## start Working data

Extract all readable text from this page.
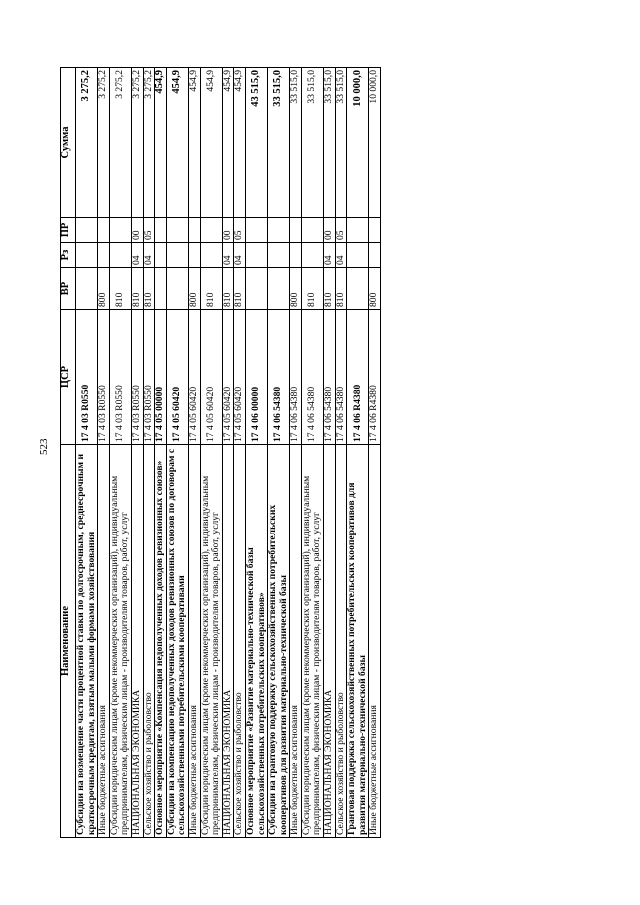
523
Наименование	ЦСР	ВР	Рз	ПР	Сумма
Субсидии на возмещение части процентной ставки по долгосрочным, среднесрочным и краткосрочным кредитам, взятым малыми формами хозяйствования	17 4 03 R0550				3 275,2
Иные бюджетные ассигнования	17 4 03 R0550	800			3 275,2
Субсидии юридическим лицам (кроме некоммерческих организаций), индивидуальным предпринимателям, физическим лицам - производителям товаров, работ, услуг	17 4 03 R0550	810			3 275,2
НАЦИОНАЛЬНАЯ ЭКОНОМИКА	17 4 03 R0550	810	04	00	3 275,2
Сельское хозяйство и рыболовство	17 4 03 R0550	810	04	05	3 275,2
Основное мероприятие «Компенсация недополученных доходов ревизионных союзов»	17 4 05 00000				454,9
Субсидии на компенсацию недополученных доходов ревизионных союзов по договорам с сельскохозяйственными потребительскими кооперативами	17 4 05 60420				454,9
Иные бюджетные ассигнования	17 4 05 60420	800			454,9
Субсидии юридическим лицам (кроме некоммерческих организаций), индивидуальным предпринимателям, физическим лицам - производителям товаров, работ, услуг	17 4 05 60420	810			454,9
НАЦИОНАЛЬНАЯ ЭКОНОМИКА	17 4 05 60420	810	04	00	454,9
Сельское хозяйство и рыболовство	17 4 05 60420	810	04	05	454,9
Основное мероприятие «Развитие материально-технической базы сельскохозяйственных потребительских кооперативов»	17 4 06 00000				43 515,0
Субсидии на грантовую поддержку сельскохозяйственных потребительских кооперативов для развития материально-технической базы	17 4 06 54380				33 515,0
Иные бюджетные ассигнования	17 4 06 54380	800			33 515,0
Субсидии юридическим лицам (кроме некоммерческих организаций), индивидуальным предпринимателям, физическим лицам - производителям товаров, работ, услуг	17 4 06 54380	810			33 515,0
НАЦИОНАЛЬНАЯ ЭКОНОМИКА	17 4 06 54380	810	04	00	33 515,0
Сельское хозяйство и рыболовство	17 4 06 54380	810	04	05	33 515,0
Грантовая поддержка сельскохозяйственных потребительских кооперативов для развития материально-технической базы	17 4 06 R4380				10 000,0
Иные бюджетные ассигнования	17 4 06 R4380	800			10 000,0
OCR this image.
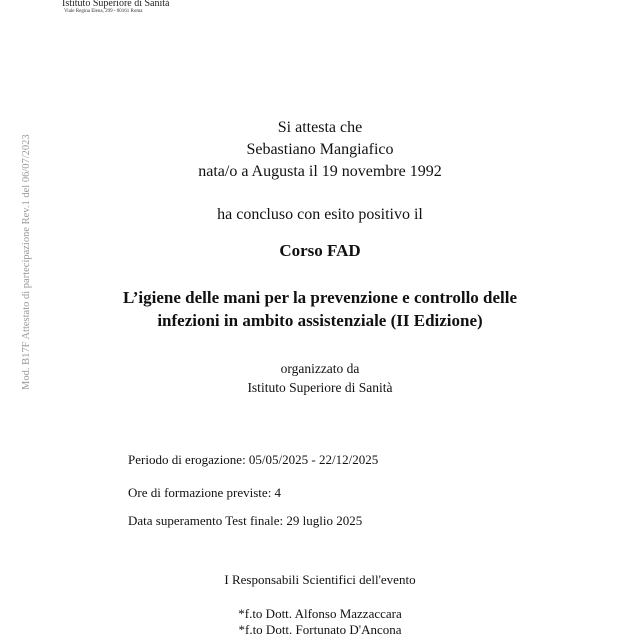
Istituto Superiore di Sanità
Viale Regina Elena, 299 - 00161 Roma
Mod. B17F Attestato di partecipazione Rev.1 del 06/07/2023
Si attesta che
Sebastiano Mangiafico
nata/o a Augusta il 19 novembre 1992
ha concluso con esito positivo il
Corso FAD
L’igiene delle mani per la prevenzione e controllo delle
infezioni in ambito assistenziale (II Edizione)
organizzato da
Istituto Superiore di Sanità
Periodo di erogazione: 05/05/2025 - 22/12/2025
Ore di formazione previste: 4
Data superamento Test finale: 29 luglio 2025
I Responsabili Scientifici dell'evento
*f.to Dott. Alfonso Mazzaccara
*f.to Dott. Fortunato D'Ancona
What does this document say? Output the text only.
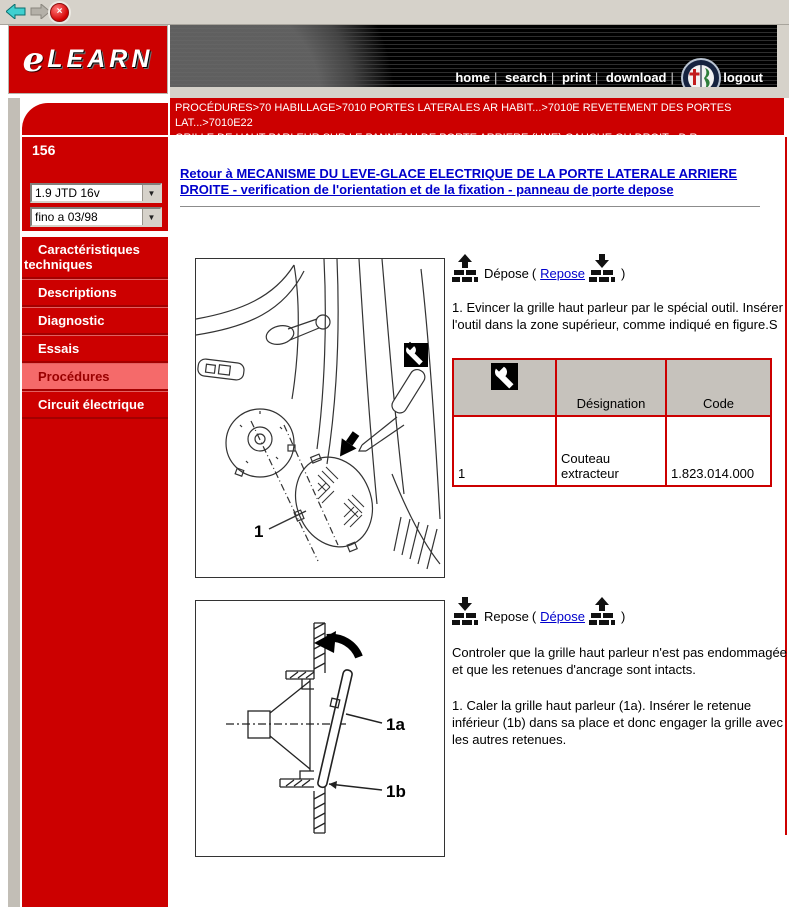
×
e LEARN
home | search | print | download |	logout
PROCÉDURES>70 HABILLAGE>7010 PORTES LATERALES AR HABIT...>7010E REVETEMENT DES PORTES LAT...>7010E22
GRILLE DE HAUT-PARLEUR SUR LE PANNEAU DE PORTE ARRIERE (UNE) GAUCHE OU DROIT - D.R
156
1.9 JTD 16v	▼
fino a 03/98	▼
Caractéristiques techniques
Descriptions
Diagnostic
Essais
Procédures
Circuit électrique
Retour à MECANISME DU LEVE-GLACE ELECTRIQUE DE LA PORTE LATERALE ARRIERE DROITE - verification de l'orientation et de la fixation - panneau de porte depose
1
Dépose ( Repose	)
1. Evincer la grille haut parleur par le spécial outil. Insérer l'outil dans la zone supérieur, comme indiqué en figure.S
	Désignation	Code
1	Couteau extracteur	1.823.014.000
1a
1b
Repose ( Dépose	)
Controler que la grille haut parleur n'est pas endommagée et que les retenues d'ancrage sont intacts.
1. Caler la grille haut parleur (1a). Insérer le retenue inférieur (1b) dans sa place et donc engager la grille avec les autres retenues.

## end Working data

## [What needs to be done]
Pictures are to be left out; the records above must be repeated word for word.

## [Output of the task]
Extract all readable text from this page.
523
Наименование	ЦСР	ВР	Рз	ПР	Сумма
Субсидии на возмещение части процентной ставки по долгосрочным, среднесрочным и краткосрочным кредитам, взятым малыми формами хозяйствования	17 4 03 R0550				3 275,2
Иные бюджетные ассигнования	17 4 03 R0550	800			3 275,2
Субсидии юридическим лицам (кроме некоммерческих организаций), индивидуальным предпринимателям, физическим лицам - производителям товаров, работ, услуг	17 4 03 R0550	810			3 275,2
НАЦИОНАЛЬНАЯ ЭКОНОМИКА	17 4 03 R0550	810	04	00	3 275,2
Сельское хозяйство и рыболовство	17 4 03 R0550	810	04	05	3 275,2
Основное мероприятие «Компенсация недополученных доходов ревизионных союзов»	17 4 05 00000				454,9
Субсидии на компенсацию недополученных доходов ревизионных союзов по договорам с сельскохозяйственными потребительскими кооперативами	17 4 05 60420				454,9
Иные бюджетные ассигнования	17 4 05 60420	800			454,9
Субсидии юридическим лицам (кроме некоммерческих организаций), индивидуальным предпринимателям, физическим лицам - производителям товаров, работ, услуг	17 4 05 60420	810			454,9
НАЦИОНАЛЬНАЯ ЭКОНОМИКА	17 4 05 60420	810	04	00	454,9
Сельское хозяйство и рыболовство	17 4 05 60420	810	04	05	454,9
Основное мероприятие «Развитие материально-технической базы сельскохозяйственных потребительских кооперативов»	17 4 06 00000				43 515,0
Субсидии на грантовую поддержку сельскохозяйственных потребительских кооперативов для развития материально-технической базы	17 4 06 54380				33 515,0
Иные бюджетные ассигнования	17 4 06 54380	800			33 515,0
Субсидии юридическим лицам (кроме некоммерческих организаций), индивидуальным предпринимателям, физическим лицам - производителям товаров, работ, услуг	17 4 06 54380	810			33 515,0
НАЦИОНАЛЬНАЯ ЭКОНОМИКА	17 4 06 54380	810	04	00	33 515,0
Сельское хозяйство и рыболовство	17 4 06 54380	810	04	05	33 515,0
Грантовая поддержка сельскохозяйственных потребительских кооперативов для развития материально-технической базы	17 4 06 R4380				10 000,0
Иные бюджетные ассигнования	17 4 06 R4380	800			10 000,0
OCR this image.
Istituto Superiore di Sanità
Viale Regina Elena, 299 - 00161 Roma
Mod. B17F Attestato di partecipazione Rev.1 del 06/07/2023
Si attesta che
Sebastiano Mangiafico
nata/o a Augusta il 19 novembre 1992
ha concluso con esito positivo il
Corso FAD
L’igiene delle mani per la prevenzione e controllo delle
infezioni in ambito assistenziale (II Edizione)
organizzato da
Istituto Superiore di Sanità
Periodo di erogazione: 05/05/2025 - 22/12/2025
Ore di formazione previste: 4
Data superamento Test finale: 29 luglio 2025
I Responsabili Scientifici dell'evento
*f.to Dott. Alfonso Mazzaccara
*f.to Dott. Fortunato D'Ancona
What does this document say? Output the text only.
×
e LEARN
home | search | print | download |	logout
PROCÉDURES>70 HABILLAGE>7010 PORTES LATERALES AR HABIT...>7010E REVETEMENT DES PORTES LAT...>7010E22
GRILLE DE HAUT-PARLEUR SUR LE PANNEAU DE PORTE ARRIERE (UNE) GAUCHE OU DROIT - D.R
156
1.9 JTD 16v	▼
fino a 03/98	▼
Caractéristiques techniques
Descriptions
Diagnostic
Essais
Procédures
Circuit électrique
Retour à MECANISME DU LEVE-GLACE ELECTRIQUE DE LA PORTE LATERALE ARRIERE DROITE - verification de l'orientation et de la fixation - panneau de porte depose
1
Dépose ( Repose	)
1. Evincer la grille haut parleur par le spécial outil. Insérer l'outil dans la zone supérieur, comme indiqué en figure.S
	Désignation	Code
1	Couteau extracteur	1.823.014.000
1a
1b
Repose ( Dépose	)
Controler que la grille haut parleur n'est pas endommagée et que les retenues d'ancrage sont intacts.
1. Caler la grille haut parleur (1a). Insérer le retenue inférieur (1b) dans sa place et donc engager la grille avec les autres retenues.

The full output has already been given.